**Work to be completed:** Would you reproduce the entries that follow exactly as they appear?

**Extracted data:**
###
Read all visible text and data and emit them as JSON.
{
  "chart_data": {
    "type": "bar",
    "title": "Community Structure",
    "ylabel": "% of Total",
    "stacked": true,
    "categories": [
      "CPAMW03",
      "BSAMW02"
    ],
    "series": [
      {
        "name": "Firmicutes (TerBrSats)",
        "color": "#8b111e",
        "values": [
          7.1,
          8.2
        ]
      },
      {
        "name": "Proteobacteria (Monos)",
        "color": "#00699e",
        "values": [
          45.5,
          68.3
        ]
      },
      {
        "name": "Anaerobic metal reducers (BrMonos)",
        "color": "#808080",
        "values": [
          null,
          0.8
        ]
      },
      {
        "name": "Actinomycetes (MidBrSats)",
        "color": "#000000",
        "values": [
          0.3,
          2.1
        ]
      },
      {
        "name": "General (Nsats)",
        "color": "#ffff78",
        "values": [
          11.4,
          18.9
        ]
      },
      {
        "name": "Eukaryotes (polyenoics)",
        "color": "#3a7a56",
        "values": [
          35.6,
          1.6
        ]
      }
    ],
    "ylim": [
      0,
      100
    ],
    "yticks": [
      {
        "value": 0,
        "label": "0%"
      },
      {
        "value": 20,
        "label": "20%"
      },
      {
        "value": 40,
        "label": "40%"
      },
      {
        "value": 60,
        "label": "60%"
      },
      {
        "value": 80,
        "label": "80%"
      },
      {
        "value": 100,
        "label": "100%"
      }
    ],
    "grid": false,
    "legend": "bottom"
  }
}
###
**Exercise result:**
Read all visible text and data and emit them as JSON.
{
  "chart_data": {
    "type": "bar",
    "title": "Community Structure",
    "ylabel": "% of Total",
    "stacked": true,
    "categories": [
      "CPAMW03",
      "BSAMW02"
    ],
    "series": [
      {
        "name": "Firmicutes (TerBrSats)",
        "color": "#8b111e",
        "values": [
          7.1,
          8.2
        ]
      },
      {
        "name": "Proteobacteria (Monos)",
        "color": "#00699e",
        "values": [
          45.5,
          68.3
        ]
      },
      {
        "name": "Anaerobic metal reducers (BrMonos)",
        "color": "#808080",
        "values": [
          null,
          0.8
        ]
      },
      {
        "name": "Actinomycetes (MidBrSats)",
        "color": "#000000",
        "values": [
          0.3,
          2.1
        ]
      },
      {
        "name": "General (Nsats)",
        "color": "#ffff78",
        "values": [
          11.4,
          18.9
        ]
      },
      {
        "name": "Eukaryotes (polyenoics)",
        "color": "#3a7a56",
        "values": [
          35.6,
          1.6
        ]
      }
    ],
    "ylim": [
      0,
      100
    ],
    "yticks": [
      {
        "value": 0,
        "label": "0%"
      },
      {
        "value": 20,
        "label": "20%"
      },
      {
        "value": 40,
        "label": "40%"
      },
      {
        "value": 60,
        "label": "60%"
      },
      {
        "value": 80,
        "label": "80%"
      },
      {
        "value": 100,
        "label": "100%"
      }
    ],
    "grid": false,
    "legend": "bottom"
  }
}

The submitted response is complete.